▸ **Problem details**
Leave out the pictures and copy each record below exactly.

▸ **Dataset excerpts**

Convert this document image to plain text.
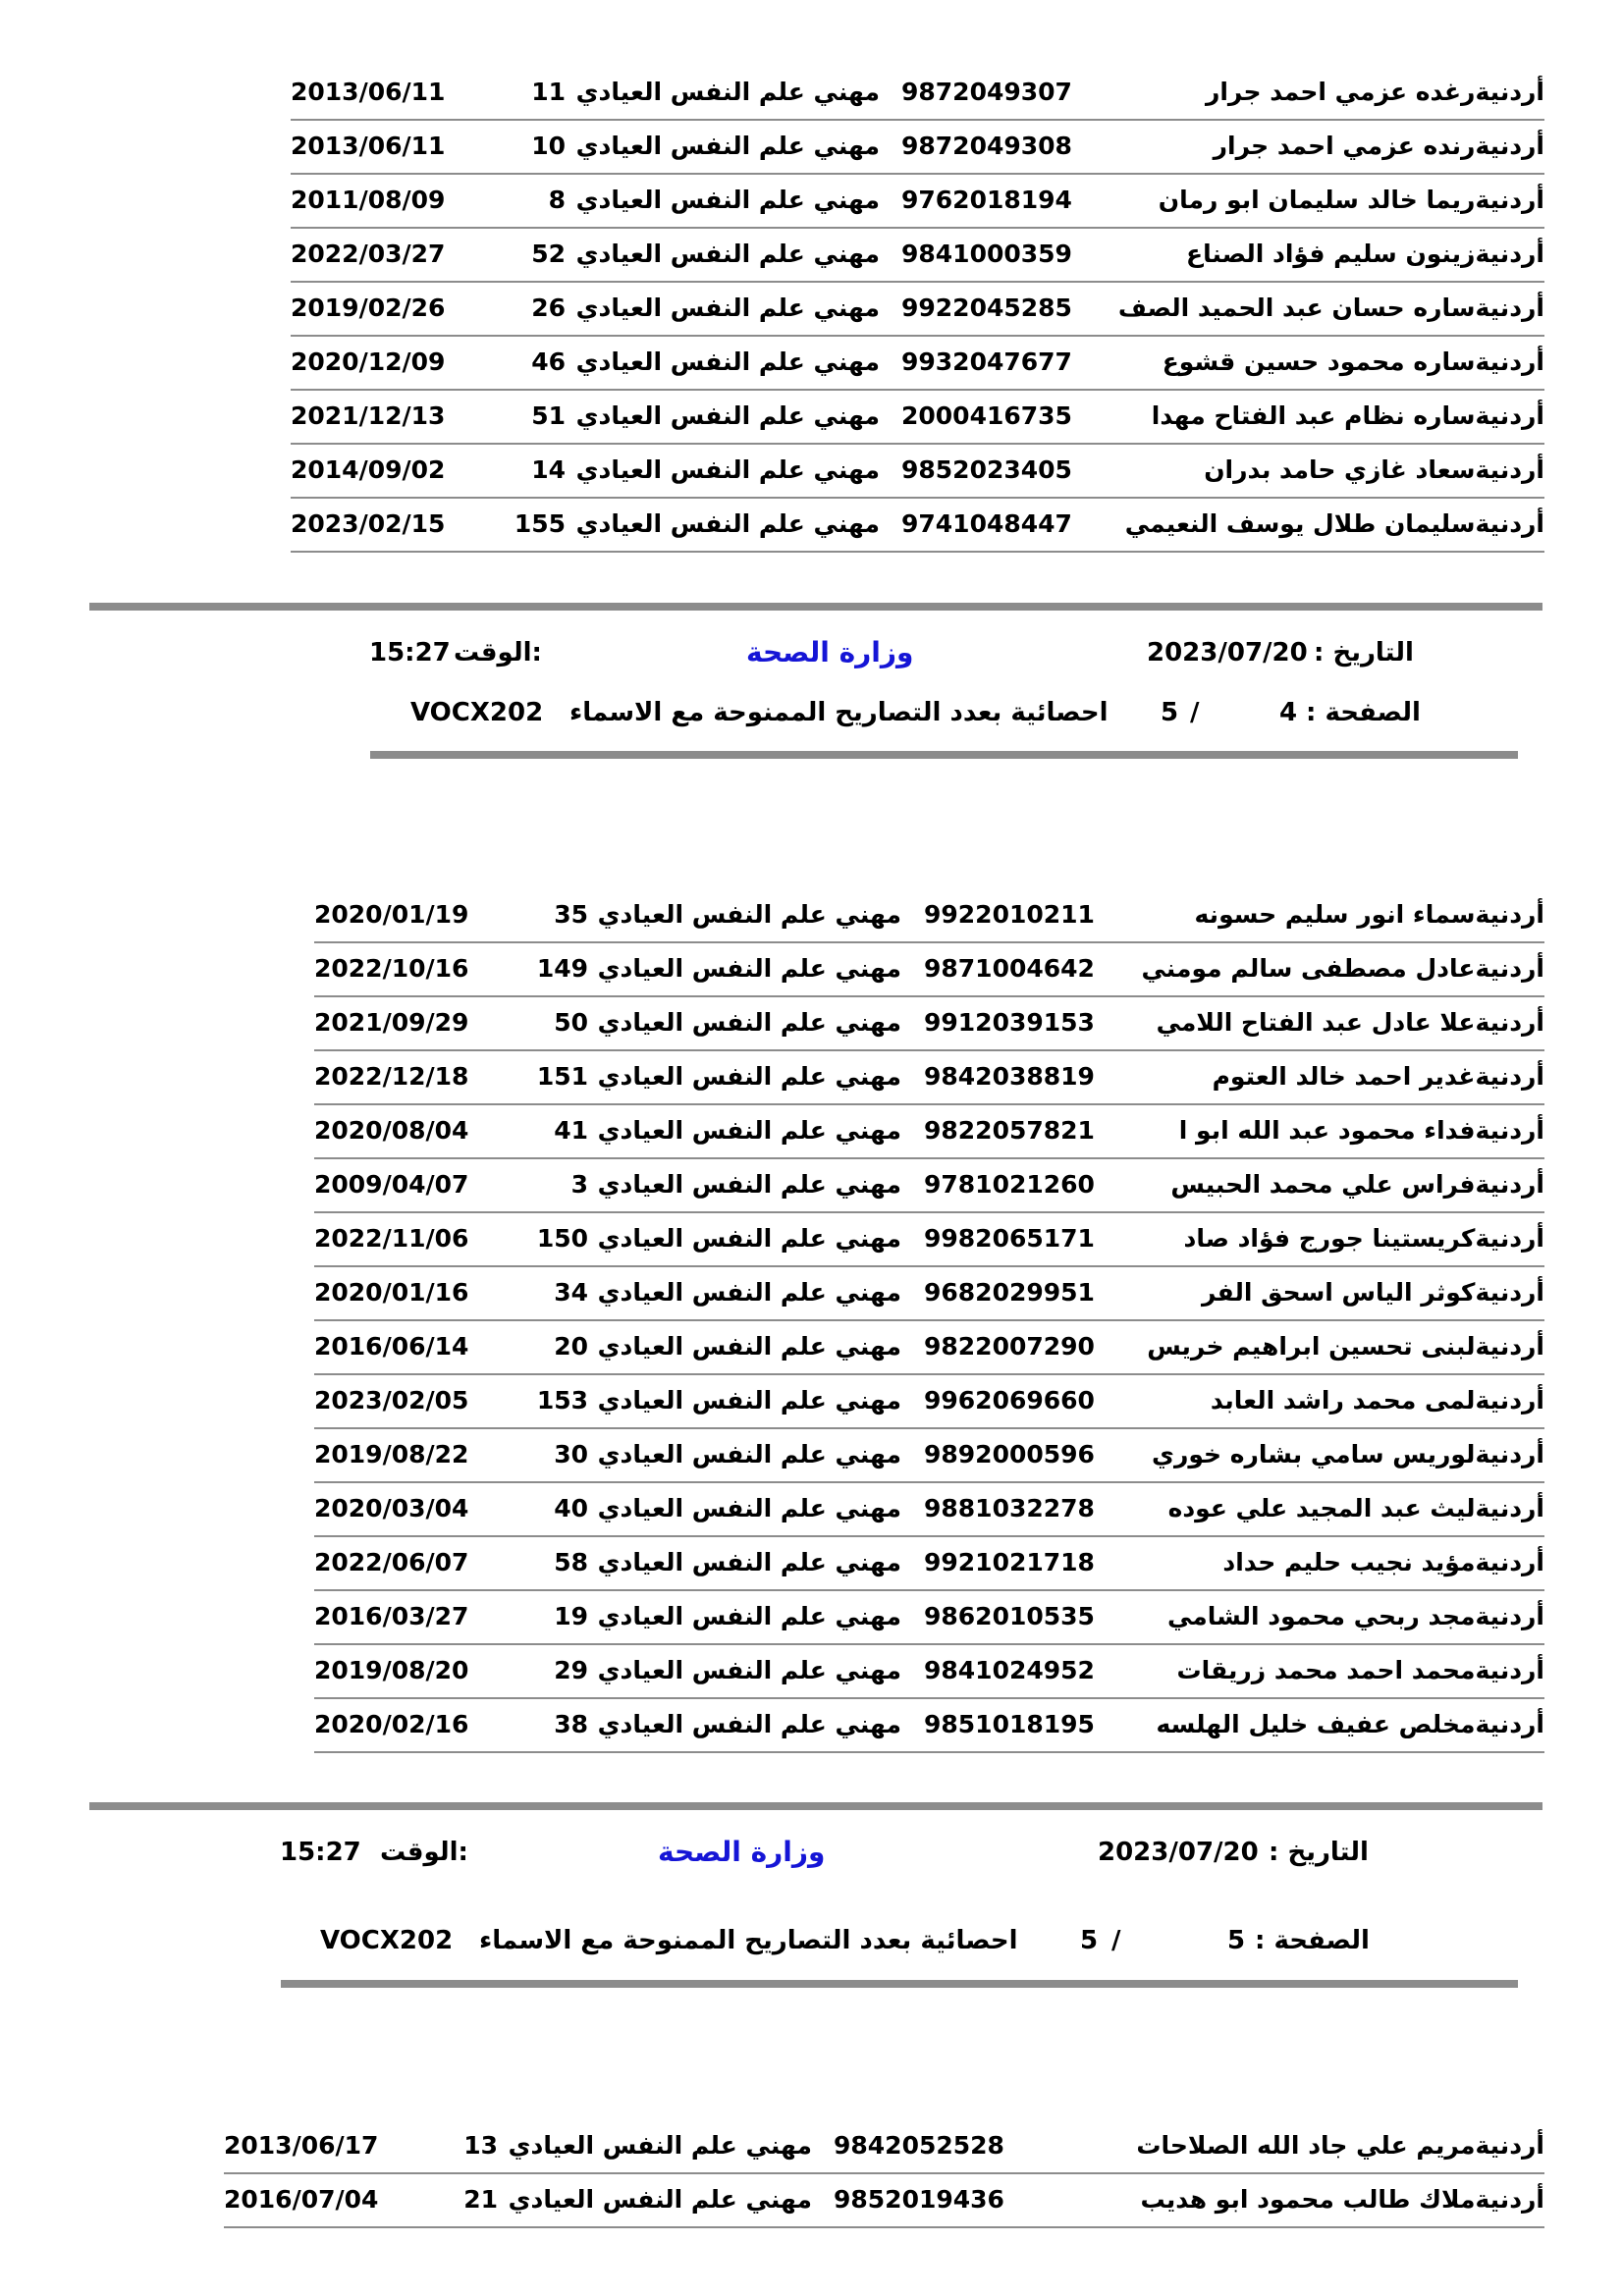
2013/06/11	11 مهني علم النفس العيادي 9872049307	أردنيةرغده عزمي احمد جرار
2013/06/11	10 مهني علم النفس العيادي 9872049308	أردنيةرنده عزمي احمد جرار
2011/08/09	8 مهني علم النفس العيادي 9762018194	أردنيةريما خالد سليمان ابو رمان
2022/03/27	52 مهني علم النفس العيادي 9841000359	أردنيةزينون سليم فؤاد الصناع
2019/02/26	26 مهني علم النفس العيادي 9922045285 أردنيةساره حسان عبد الحميد الصف
2020/12/09	46 مهني علم النفس العيادي 9932047677	أردنيةساره محمود حسين قشوع
2021/12/13	51 مهني علم النفس العيادي 2000416735	أردنيةساره نظام عبد الفتاح مهدا
2014/09/02	14 مهني علم النفس العيادي 9852023405	أردنيةسعاد غازي حامد بدران
2023/02/15	155 مهني علم النفس العيادي 9741048447 أردنيةسليمان طلال يوسف النعيمي
الوقت:
15:27	وزارة الصحة	2023/07/20 التاريخ :
VOCX202 احصائية بعدد التصاريح الممنوحة مع الاسماء 5 /	4 الصفحة :
2020/01/19	35 مهني علم النفس العيادي 9922010211	أردنيةسماء انور سليم حسونه
2022/10/16	149 مهني علم النفس العيادي 9871004642 أردنيةعادل مصطفى سالم مومني
2021/09/29	50 مهني علم النفس العيادي 9912039153	أردنيةعلا عادل عبد الفتاح اللامي
2022/12/18	151 مهني علم النفس العيادي 9842038819	أردنيةغدير احمد خالد العتوم
2020/08/04	41 مهني علم النفس العيادي 9822057821	أردنيةفداء محمود عبد الله ابو ا
2009/04/07	3 مهني علم النفس العيادي 9781021260	أردنيةفراس علي محمد الحبيس
2022/11/06	150 مهني علم النفس العيادي 9982065171	أردنيةكريستينا جورج فؤاد صاد
2020/01/16	34 مهني علم النفس العيادي 9682029951	أردنيةكوثر الياس اسحق الفر
2016/06/14	20 مهني علم النفس العيادي 9822007290 أردنيةلبنى تحسين ابراهيم خريس
2023/02/05	153 مهني علم النفس العيادي 9962069660	أردنيةلمى محمد راشد العابد
2019/08/22	30 مهني علم النفس العيادي 9892000596 أردنيةلوريس سامي بشاره خوري
2020/03/04	40 مهني علم النفس العيادي 9881032278	أردنيةليث عبد المجيد علي عوده
2022/06/07	58 مهني علم النفس العيادي 9921021718	أردنيةمؤيد نجيب حليم حداد
2016/03/27	19 مهني علم النفس العيادي 9862010535	أردنيةمجد ربحي محمود الشامي
2019/08/20	29 مهني علم النفس العيادي 9841024952	أردنيةمحمد احمد محمد زريقات
2020/02/16	38 مهني علم النفس العيادي 9851018195	أردنيةمخلص عفيف خليل الهلسه
الوقت:
15:27	وزارة الصحة	2023/07/20 التاريخ :
VOCX202 احصائية بعدد التصاريح الممنوحة مع الاسماء 5 /	5 الصفحة :
2013/06/17	13 مهني علم النفس العيادي 9842052528	أردنيةمريم علي جاد الله الصلاحات
2016/07/04	21 مهني علم النفس العيادي 9852019436	أردنيةملاك طالب محمود ابو هديب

▸ **Right answer**
Convert this document image to plain text.
2013/06/11	11 مهني علم النفس العيادي 9872049307	أردنيةرغده عزمي احمد جرار
2013/06/11	10 مهني علم النفس العيادي 9872049308	أردنيةرنده عزمي احمد جرار
2011/08/09	8 مهني علم النفس العيادي 9762018194	أردنيةريما خالد سليمان ابو رمان
2022/03/27	52 مهني علم النفس العيادي 9841000359	أردنيةزينون سليم فؤاد الصناع
2019/02/26	26 مهني علم النفس العيادي 9922045285 أردنيةساره حسان عبد الحميد الصف
2020/12/09	46 مهني علم النفس العيادي 9932047677	أردنيةساره محمود حسين قشوع
2021/12/13	51 مهني علم النفس العيادي 2000416735	أردنيةساره نظام عبد الفتاح مهدا
2014/09/02	14 مهني علم النفس العيادي 9852023405	أردنيةسعاد غازي حامد بدران
2023/02/15	155 مهني علم النفس العيادي 9741048447 أردنيةسليمان طلال يوسف النعيمي
الوقت:
15:27	وزارة الصحة	2023/07/20 التاريخ :
VOCX202 احصائية بعدد التصاريح الممنوحة مع الاسماء 5 /	4 الصفحة :
2020/01/19	35 مهني علم النفس العيادي 9922010211	أردنيةسماء انور سليم حسونه
2022/10/16	149 مهني علم النفس العيادي 9871004642 أردنيةعادل مصطفى سالم مومني
2021/09/29	50 مهني علم النفس العيادي 9912039153	أردنيةعلا عادل عبد الفتاح اللامي
2022/12/18	151 مهني علم النفس العيادي 9842038819	أردنيةغدير احمد خالد العتوم
2020/08/04	41 مهني علم النفس العيادي 9822057821	أردنيةفداء محمود عبد الله ابو ا
2009/04/07	3 مهني علم النفس العيادي 9781021260	أردنيةفراس علي محمد الحبيس
2022/11/06	150 مهني علم النفس العيادي 9982065171	أردنيةكريستينا جورج فؤاد صاد
2020/01/16	34 مهني علم النفس العيادي 9682029951	أردنيةكوثر الياس اسحق الفر
2016/06/14	20 مهني علم النفس العيادي 9822007290 أردنيةلبنى تحسين ابراهيم خريس
2023/02/05	153 مهني علم النفس العيادي 9962069660	أردنيةلمى محمد راشد العابد
2019/08/22	30 مهني علم النفس العيادي 9892000596 أردنيةلوريس سامي بشاره خوري
2020/03/04	40 مهني علم النفس العيادي 9881032278	أردنيةليث عبد المجيد علي عوده
2022/06/07	58 مهني علم النفس العيادي 9921021718	أردنيةمؤيد نجيب حليم حداد
2016/03/27	19 مهني علم النفس العيادي 9862010535	أردنيةمجد ربحي محمود الشامي
2019/08/20	29 مهني علم النفس العيادي 9841024952	أردنيةمحمد احمد محمد زريقات
2020/02/16	38 مهني علم النفس العيادي 9851018195	أردنيةمخلص عفيف خليل الهلسه
الوقت:
15:27	وزارة الصحة	2023/07/20 التاريخ :
VOCX202 احصائية بعدد التصاريح الممنوحة مع الاسماء 5 /	5 الصفحة :
2013/06/17	13 مهني علم النفس العيادي 9842052528	أردنيةمريم علي جاد الله الصلاحات
2016/07/04	21 مهني علم النفس العيادي 9852019436	أردنيةملاك طالب محمود ابو هديب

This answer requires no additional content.